> _WRITTEN PROBLEM_
Restate the material word for word and leave out anything that is a picture.
═══ DATASET EXTRACT
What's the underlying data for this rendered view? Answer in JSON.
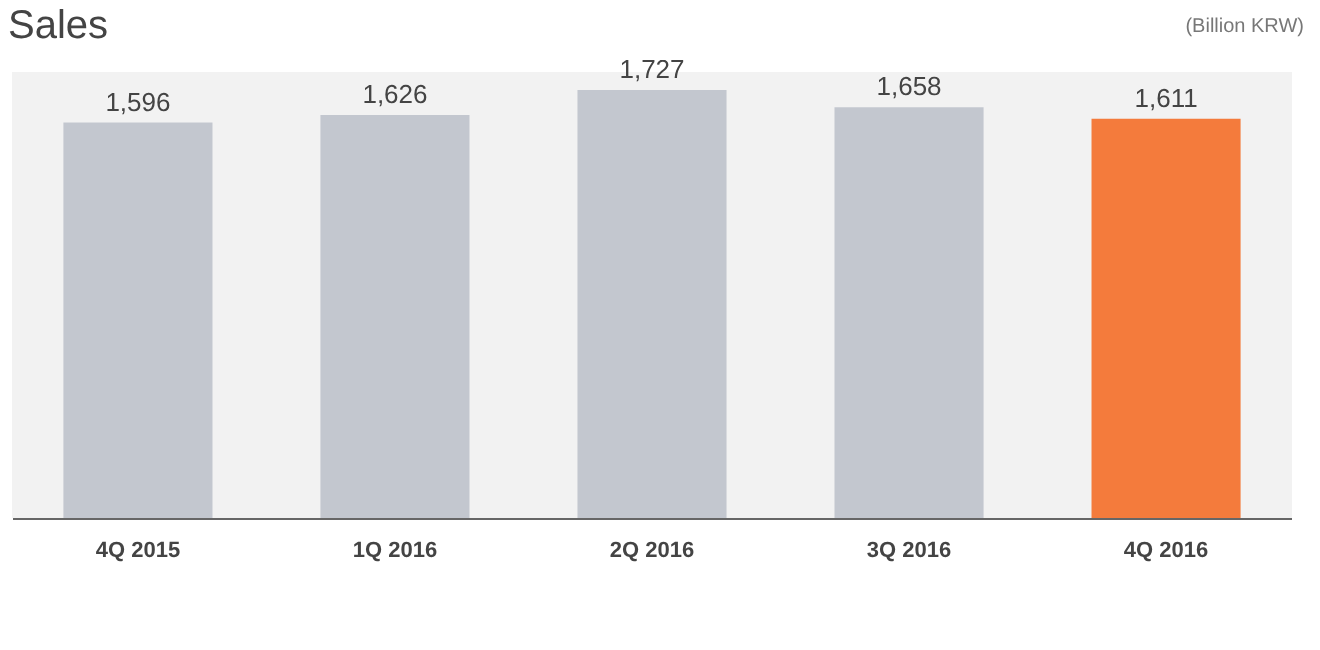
{
  "chart_data": {
    "type": "bar",
    "title": "Sales",
    "annotations": [
      "(Billion KRW)"
    ],
    "categories": [
      "4Q 2015",
      "1Q 2016",
      "2Q 2016",
      "3Q 2016",
      "4Q 2016"
    ],
    "values": [
      1596,
      1626,
      1727,
      1658,
      1611
    ],
    "value_labels": [
      "1,596",
      "1,626",
      "1,727",
      "1,658",
      "1,611"
    ],
    "colors": [
      "#c3c7cf",
      "#c3c7cf",
      "#c3c7cf",
      "#c3c7cf",
      "#f47b3c"
    ]
  }
}
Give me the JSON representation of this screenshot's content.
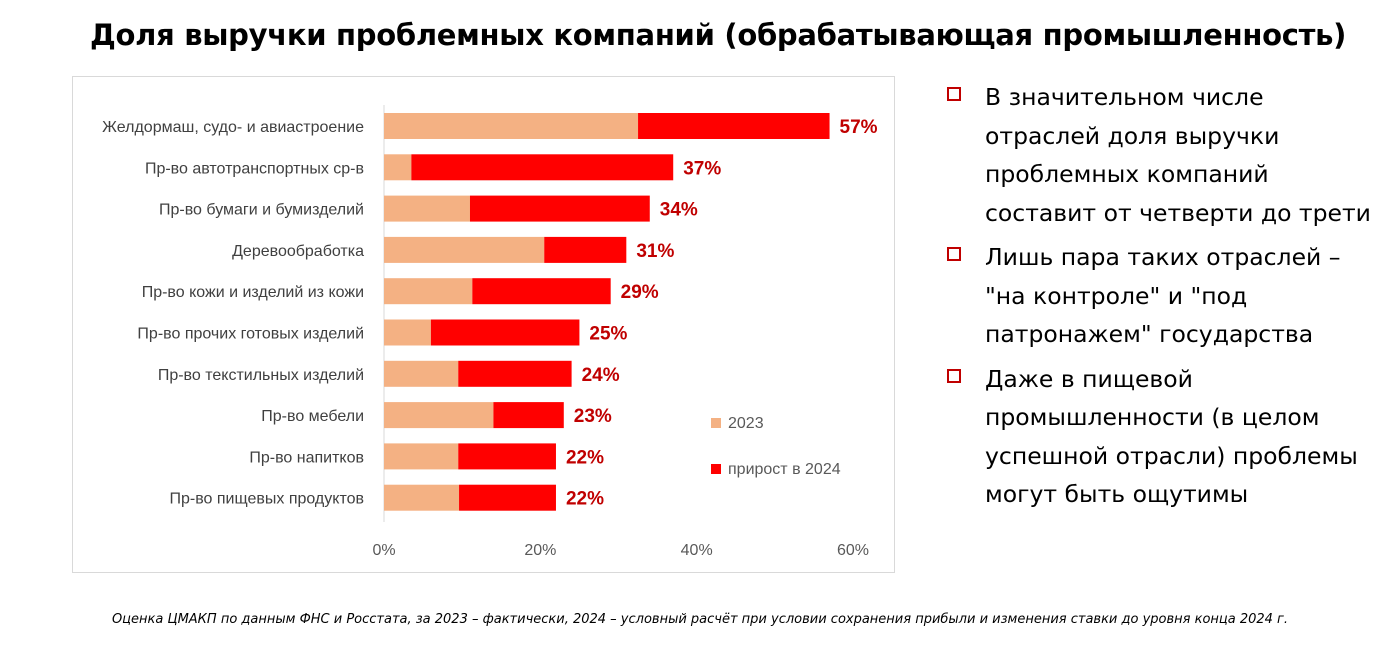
{
  "title": "Доля выручки проблемных компаний (обрабатывающая промышленность)",
  "chart_data": {
    "type": "bar",
    "orientation": "horizontal",
    "stacked": true,
    "categories": [
      "Желдормаш, судо- и авиастроение",
      "Пр-во автотранспортных ср-в",
      "Пр-во бумаги и бумизделий",
      "Деревообработка",
      "Пр-во кожи и изделий из кожи",
      "Пр-во прочих готовых изделий",
      "Пр-во текстильных изделий",
      "Пр-во мебели",
      "Пр-во напитков",
      "Пр-во пищевых продуктов"
    ],
    "series": [
      {
        "name": "2023",
        "color": "#f4b183",
        "values": [
          32.5,
          3.5,
          11,
          20.5,
          11.3,
          6,
          9.5,
          14,
          9.5,
          9.6
        ]
      },
      {
        "name": "прирост в 2024",
        "color": "#ff0000",
        "values": [
          24.5,
          33.5,
          23,
          10.5,
          17.7,
          19,
          14.5,
          9,
          12.5,
          12.4
        ]
      }
    ],
    "total_labels": [
      "57%",
      "37%",
      "34%",
      "31%",
      "29%",
      "25%",
      "24%",
      "23%",
      "22%",
      "22%"
    ],
    "label_color": "#c00000",
    "xlim": [
      0,
      60
    ],
    "xticks": [
      "0%",
      "20%",
      "40%",
      "60%"
    ],
    "grid": false,
    "legend_position": "inside-right"
  },
  "bullets": [
    "В значительном числе отраслей доля выручки проблемных компаний составит от четверти до трети",
    "Лишь пара таких отраслей – \"на контроле\" и \"под патронажем\" государства",
    "Даже в пищевой промышленности (в целом успешной отрасли) проблемы могут быть ощутимы"
  ],
  "footnote": "Оценка ЦМАКП по данным ФНС и Росстата, за 2023 – фактически, 2024 – условный расчёт при условии сохранения прибыли и изменения ставки до уровня конца 2024 г."
}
══════
> _THE RESPONSE_
What's the underlying data for this rendered view? Answer in JSON.
{
  "chart_data": {
    "type": "bar",
    "title": "Sales",
    "annotations": [
      "(Billion KRW)"
    ],
    "categories": [
      "4Q 2015",
      "1Q 2016",
      "2Q 2016",
      "3Q 2016",
      "4Q 2016"
    ],
    "values": [
      1596,
      1626,
      1727,
      1658,
      1611
    ],
    "value_labels": [
      "1,596",
      "1,626",
      "1,727",
      "1,658",
      "1,611"
    ],
    "colors": [
      "#c3c7cf",
      "#c3c7cf",
      "#c3c7cf",
      "#c3c7cf",
      "#f47b3c"
    ]
  }
}
Give me the JSON representation of this screenshot's content.
{
  "title": "Доля выручки проблемных компаний (обрабатывающая промышленность)",
  "chart_data": {
    "type": "bar",
    "orientation": "horizontal",
    "stacked": true,
    "categories": [
      "Желдормаш, судо- и авиастроение",
      "Пр-во автотранспортных ср-в",
      "Пр-во бумаги и бумизделий",
      "Деревообработка",
      "Пр-во кожи и изделий из кожи",
      "Пр-во прочих готовых изделий",
      "Пр-во текстильных изделий",
      "Пр-во мебели",
      "Пр-во напитков",
      "Пр-во пищевых продуктов"
    ],
    "series": [
      {
        "name": "2023",
        "color": "#f4b183",
        "values": [
          32.5,
          3.5,
          11,
          20.5,
          11.3,
          6,
          9.5,
          14,
          9.5,
          9.6
        ]
      },
      {
        "name": "прирост в 2024",
        "color": "#ff0000",
        "values": [
          24.5,
          33.5,
          23,
          10.5,
          17.7,
          19,
          14.5,
          9,
          12.5,
          12.4
        ]
      }
    ],
    "total_labels": [
      "57%",
      "37%",
      "34%",
      "31%",
      "29%",
      "25%",
      "24%",
      "23%",
      "22%",
      "22%"
    ],
    "label_color": "#c00000",
    "xlim": [
      0,
      60
    ],
    "xticks": [
      "0%",
      "20%",
      "40%",
      "60%"
    ],
    "grid": false,
    "legend_position": "inside-right"
  },
  "bullets": [
    "В значительном числе отраслей доля выручки проблемных компаний составит от четверти до трети",
    "Лишь пара таких отраслей – \"на контроле\" и \"под патронажем\" государства",
    "Даже в пищевой промышленности (в целом успешной отрасли) проблемы могут быть ощутимы"
  ],
  "footnote": "Оценка ЦМАКП по данным ФНС и Росстата, за 2023 – фактически, 2024 – условный расчёт при условии сохранения прибыли и изменения ставки до уровня конца 2024 г."
}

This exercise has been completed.